◆ Directive
Reproduce the material verbatim, starting at its first line and continuing up to and including the line that contains "348, 152, 358]".

◆ Records to process
------------------------------
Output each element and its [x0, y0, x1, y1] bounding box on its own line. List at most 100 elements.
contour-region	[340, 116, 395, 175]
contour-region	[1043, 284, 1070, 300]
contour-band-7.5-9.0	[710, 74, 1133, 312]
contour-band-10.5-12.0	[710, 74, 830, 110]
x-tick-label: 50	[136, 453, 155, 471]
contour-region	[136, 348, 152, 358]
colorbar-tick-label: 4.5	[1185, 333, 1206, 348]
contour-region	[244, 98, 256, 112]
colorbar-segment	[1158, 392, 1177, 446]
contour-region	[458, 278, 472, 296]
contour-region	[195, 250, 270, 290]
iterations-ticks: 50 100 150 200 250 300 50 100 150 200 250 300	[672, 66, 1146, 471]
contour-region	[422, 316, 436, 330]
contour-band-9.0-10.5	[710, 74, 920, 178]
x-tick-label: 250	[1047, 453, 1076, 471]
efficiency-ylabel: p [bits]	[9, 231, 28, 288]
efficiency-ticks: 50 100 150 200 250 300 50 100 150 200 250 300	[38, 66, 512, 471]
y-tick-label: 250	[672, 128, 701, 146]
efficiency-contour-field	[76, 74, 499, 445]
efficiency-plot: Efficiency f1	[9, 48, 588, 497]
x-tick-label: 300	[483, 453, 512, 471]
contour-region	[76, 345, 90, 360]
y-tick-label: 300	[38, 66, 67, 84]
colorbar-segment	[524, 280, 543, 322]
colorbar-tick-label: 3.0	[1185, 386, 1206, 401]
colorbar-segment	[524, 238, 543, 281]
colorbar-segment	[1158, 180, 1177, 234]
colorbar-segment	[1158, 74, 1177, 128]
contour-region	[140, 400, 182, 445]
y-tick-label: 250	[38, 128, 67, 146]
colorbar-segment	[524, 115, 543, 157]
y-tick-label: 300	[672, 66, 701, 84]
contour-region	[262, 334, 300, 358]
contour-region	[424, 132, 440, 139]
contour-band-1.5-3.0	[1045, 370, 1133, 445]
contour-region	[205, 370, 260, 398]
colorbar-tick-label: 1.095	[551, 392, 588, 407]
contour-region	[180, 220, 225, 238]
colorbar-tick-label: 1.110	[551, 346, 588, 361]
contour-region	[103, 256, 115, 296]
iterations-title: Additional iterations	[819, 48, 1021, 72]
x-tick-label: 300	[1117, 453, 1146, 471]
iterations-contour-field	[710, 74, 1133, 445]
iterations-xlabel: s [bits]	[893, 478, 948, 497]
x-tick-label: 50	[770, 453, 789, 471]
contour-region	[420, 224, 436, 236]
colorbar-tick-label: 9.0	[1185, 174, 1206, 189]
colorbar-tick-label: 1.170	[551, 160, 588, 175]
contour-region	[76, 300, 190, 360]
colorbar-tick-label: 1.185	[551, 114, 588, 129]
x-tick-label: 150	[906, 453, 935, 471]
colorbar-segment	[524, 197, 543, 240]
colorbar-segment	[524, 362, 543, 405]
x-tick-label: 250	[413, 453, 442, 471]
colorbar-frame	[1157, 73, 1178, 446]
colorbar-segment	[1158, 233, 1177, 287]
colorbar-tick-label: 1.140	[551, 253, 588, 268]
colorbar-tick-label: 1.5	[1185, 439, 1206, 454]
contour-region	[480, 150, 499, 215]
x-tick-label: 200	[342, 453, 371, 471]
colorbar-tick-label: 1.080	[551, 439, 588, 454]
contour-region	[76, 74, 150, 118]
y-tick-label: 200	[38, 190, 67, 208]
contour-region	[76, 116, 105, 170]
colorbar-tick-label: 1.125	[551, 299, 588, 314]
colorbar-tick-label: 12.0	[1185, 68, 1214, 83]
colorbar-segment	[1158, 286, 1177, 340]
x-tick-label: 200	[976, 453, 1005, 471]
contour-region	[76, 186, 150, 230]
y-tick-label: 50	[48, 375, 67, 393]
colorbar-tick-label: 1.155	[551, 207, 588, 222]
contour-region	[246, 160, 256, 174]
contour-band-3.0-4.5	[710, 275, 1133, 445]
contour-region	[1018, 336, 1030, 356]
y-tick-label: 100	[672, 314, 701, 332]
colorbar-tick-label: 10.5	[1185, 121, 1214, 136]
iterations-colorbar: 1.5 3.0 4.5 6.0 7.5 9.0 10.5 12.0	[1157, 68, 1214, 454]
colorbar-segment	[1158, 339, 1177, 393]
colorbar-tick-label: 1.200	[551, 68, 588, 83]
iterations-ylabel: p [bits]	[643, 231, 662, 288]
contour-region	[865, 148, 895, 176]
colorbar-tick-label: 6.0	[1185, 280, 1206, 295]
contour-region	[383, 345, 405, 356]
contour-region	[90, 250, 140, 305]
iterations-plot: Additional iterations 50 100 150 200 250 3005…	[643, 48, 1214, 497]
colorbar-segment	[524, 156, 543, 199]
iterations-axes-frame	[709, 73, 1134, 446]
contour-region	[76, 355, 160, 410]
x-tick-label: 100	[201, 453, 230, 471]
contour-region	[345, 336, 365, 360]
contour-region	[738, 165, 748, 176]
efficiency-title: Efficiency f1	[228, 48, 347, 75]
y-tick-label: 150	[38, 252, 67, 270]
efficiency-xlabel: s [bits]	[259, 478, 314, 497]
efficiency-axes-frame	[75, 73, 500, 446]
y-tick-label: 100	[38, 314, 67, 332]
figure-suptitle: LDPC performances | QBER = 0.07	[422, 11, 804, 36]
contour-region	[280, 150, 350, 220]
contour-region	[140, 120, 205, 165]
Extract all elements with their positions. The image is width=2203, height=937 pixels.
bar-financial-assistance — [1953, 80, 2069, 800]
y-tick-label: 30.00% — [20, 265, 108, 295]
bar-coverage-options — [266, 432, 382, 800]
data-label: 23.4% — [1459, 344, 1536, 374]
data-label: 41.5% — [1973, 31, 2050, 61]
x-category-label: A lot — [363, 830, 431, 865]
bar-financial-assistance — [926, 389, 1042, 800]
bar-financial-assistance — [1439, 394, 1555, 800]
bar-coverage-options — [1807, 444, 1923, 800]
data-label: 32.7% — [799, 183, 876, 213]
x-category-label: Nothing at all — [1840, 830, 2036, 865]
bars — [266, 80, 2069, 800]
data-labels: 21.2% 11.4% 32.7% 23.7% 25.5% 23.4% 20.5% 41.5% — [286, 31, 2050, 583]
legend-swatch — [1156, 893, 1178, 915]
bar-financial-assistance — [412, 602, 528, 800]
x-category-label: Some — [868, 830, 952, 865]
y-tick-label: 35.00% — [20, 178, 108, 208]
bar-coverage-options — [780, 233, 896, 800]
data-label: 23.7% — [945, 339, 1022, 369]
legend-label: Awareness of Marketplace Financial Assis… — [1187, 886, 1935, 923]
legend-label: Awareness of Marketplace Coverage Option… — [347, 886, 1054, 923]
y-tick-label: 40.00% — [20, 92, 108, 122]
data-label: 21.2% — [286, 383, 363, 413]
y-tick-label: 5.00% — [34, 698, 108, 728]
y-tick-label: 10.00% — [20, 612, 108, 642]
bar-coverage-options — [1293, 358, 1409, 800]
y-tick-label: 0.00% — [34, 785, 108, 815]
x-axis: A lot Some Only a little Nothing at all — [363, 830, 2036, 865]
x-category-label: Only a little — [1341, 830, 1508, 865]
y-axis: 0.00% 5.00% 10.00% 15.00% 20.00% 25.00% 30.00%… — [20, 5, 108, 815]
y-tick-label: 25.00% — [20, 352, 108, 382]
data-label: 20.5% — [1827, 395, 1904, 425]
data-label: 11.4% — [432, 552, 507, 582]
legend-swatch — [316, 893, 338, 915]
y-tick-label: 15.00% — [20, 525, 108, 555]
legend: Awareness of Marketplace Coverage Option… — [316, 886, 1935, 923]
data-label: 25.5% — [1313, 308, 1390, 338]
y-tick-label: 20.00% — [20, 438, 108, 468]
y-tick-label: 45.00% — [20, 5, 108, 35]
------------------------------
◆ Exercise output
Output each element and its [x0, y0, x1, y1] bounding box on its own line. List at most 100 elements.
contour-region	[340, 116, 395, 175]
contour-region	[1043, 284, 1070, 300]
contour-band-7.5-9.0	[710, 74, 1133, 312]
contour-band-10.5-12.0	[710, 74, 830, 110]
x-tick-label: 50	[136, 453, 155, 471]
contour-region	[136, 348, 152, 358]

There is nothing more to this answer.